Exercise
Check each line for the string "this", then give only how many lines have it.

The data
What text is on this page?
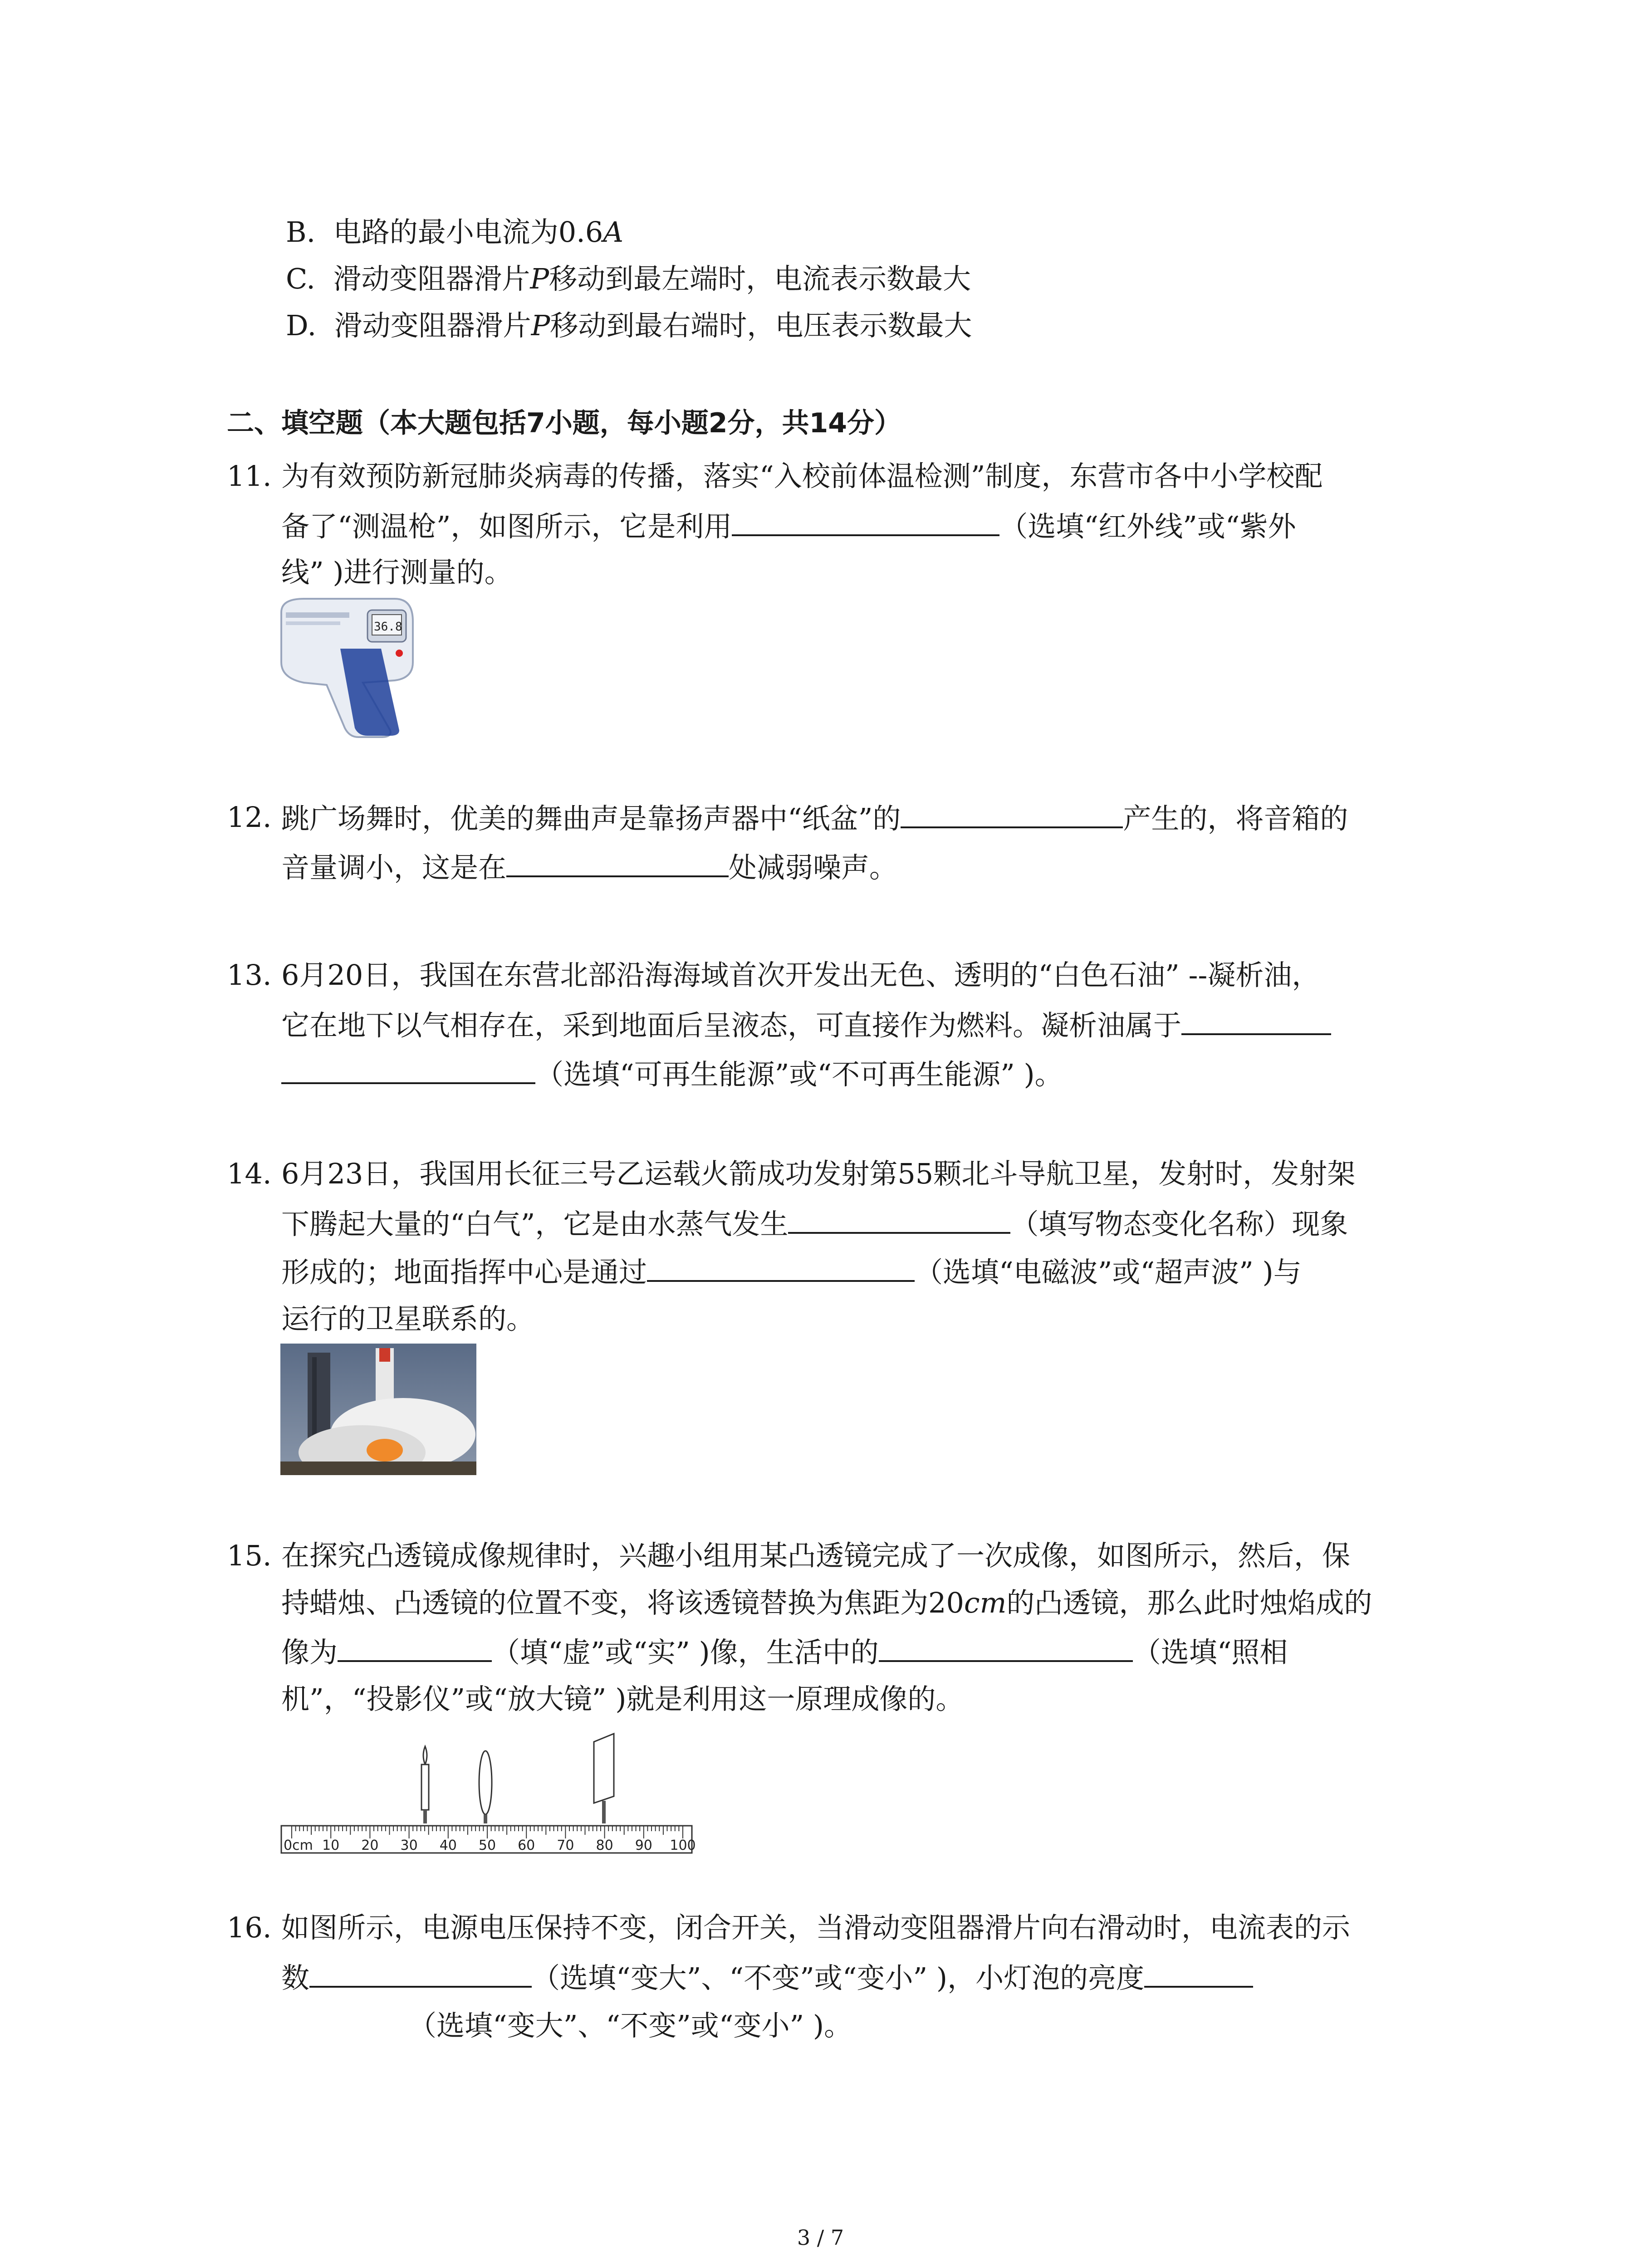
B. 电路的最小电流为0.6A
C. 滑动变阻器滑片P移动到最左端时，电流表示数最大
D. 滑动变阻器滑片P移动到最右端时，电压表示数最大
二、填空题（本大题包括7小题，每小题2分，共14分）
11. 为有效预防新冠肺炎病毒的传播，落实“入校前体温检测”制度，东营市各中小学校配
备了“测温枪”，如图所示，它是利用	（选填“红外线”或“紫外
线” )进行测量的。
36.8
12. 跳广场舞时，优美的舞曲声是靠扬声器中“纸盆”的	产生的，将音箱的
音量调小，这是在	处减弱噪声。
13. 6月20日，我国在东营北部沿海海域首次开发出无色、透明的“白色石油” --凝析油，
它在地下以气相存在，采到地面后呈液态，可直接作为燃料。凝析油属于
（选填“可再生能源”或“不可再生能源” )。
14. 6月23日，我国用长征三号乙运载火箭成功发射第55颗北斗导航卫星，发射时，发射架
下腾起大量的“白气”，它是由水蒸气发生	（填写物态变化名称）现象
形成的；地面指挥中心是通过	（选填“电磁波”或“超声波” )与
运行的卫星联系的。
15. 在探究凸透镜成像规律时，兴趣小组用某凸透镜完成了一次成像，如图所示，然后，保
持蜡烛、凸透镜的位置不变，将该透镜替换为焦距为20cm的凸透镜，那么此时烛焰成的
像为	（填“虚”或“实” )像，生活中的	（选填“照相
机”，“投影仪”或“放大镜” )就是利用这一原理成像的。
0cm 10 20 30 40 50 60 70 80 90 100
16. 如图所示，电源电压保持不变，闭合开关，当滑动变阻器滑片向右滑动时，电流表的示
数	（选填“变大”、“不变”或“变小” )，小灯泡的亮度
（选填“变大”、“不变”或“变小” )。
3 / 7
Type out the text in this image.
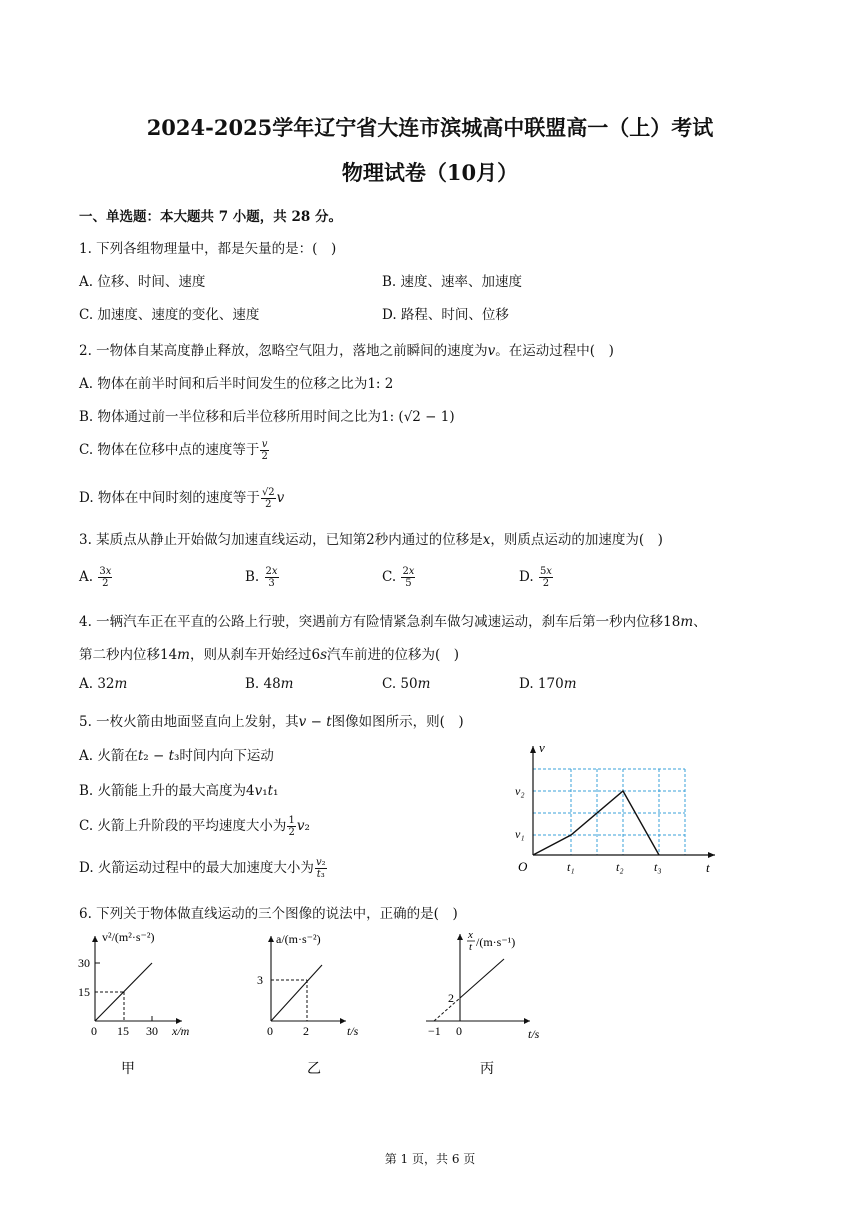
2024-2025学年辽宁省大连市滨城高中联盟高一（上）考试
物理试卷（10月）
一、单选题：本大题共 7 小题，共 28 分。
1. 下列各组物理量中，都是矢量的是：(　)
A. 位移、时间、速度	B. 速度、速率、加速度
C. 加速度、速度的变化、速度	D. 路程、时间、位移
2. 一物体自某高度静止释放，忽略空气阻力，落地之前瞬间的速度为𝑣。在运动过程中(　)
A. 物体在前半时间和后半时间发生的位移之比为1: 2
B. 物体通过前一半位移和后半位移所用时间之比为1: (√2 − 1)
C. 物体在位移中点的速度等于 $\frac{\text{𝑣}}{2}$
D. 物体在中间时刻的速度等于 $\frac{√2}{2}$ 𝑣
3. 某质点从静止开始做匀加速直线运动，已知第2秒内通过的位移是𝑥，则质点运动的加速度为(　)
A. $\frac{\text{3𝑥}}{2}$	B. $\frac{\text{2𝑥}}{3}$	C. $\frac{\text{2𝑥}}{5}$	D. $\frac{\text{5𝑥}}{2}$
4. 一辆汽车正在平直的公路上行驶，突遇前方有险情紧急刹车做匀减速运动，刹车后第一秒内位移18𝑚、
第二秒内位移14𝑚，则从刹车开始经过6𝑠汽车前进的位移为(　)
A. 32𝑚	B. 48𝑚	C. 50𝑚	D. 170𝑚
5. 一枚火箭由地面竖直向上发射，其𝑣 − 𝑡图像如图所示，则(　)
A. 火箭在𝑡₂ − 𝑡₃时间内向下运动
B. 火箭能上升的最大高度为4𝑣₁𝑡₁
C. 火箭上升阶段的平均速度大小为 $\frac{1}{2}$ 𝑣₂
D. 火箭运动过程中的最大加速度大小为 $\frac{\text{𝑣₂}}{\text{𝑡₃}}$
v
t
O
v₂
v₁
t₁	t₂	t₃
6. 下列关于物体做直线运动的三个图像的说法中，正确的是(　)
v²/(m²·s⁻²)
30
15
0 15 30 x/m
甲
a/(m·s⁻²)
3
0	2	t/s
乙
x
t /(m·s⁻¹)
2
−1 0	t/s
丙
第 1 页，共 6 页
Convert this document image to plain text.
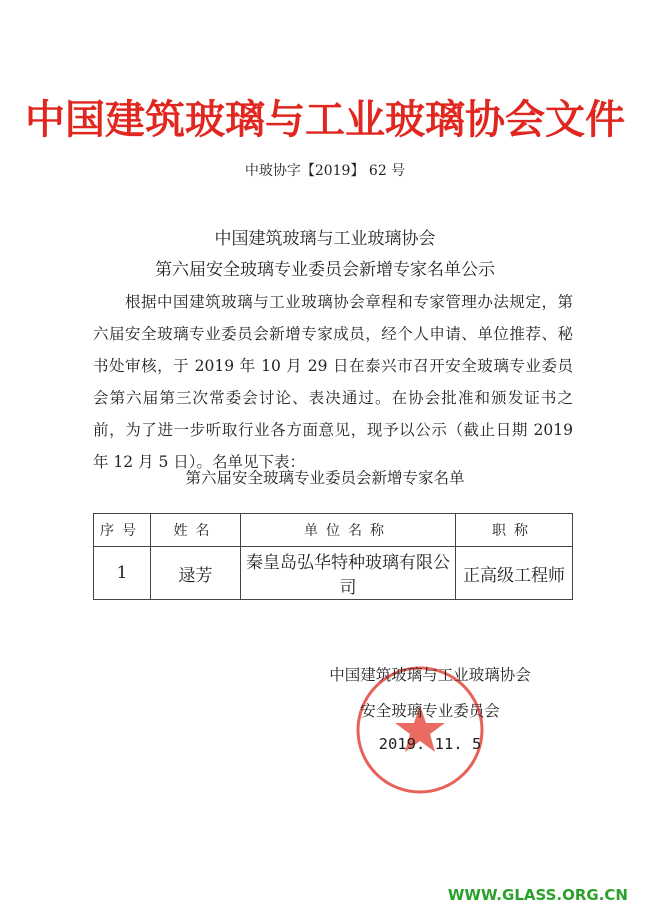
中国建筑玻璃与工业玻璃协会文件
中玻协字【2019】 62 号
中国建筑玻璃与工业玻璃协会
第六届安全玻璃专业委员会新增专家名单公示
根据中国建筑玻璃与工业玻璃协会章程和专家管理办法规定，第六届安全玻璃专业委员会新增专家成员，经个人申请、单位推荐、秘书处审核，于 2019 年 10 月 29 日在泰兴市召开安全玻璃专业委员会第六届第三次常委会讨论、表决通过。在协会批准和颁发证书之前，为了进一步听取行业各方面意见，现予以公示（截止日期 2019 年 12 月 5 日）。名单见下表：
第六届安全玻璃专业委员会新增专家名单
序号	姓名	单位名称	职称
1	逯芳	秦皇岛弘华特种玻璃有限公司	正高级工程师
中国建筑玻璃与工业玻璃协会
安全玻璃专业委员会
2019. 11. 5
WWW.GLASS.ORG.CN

Correct response
3